## REQUEST
Entries follow. Set all of them down as they stand.

## DATA SHOWN
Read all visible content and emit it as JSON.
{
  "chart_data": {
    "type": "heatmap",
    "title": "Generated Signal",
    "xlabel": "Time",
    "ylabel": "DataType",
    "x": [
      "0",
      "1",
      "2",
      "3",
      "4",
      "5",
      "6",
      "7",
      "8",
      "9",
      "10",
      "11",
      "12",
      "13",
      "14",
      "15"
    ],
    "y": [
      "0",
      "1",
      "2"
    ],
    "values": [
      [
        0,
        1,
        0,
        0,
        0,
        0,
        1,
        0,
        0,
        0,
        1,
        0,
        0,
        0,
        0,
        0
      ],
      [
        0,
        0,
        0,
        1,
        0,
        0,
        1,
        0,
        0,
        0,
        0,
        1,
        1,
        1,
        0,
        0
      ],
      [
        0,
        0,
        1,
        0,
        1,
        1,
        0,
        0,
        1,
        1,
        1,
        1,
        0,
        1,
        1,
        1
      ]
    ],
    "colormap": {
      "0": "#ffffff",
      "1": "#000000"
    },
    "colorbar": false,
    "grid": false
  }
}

## TASK ANSWER
Read all visible content and emit it as JSON.
{
  "chart_data": {
    "type": "heatmap",
    "title": "Generated Signal",
    "xlabel": "Time",
    "ylabel": "DataType",
    "x": [
      "0",
      "1",
      "2",
      "3",
      "4",
      "5",
      "6",
      "7",
      "8",
      "9",
      "10",
      "11",
      "12",
      "13",
      "14",
      "15"
    ],
    "y": [
      "0",
      "1",
      "2"
    ],
    "values": [
      [
        0,
        1,
        0,
        0,
        0,
        0,
        1,
        0,
        0,
        0,
        1,
        0,
        0,
        0,
        0,
        0
      ],
      [
        0,
        0,
        0,
        1,
        0,
        0,
        1,
        0,
        0,
        0,
        0,
        1,
        1,
        1,
        0,
        0
      ],
      [
        0,
        0,
        1,
        0,
        1,
        1,
        0,
        0,
        1,
        1,
        1,
        1,
        0,
        1,
        1,
        1
      ]
    ],
    "colormap": {
      "0": "#ffffff",
      "1": "#000000"
    },
    "colorbar": false,
    "grid": false
  }
}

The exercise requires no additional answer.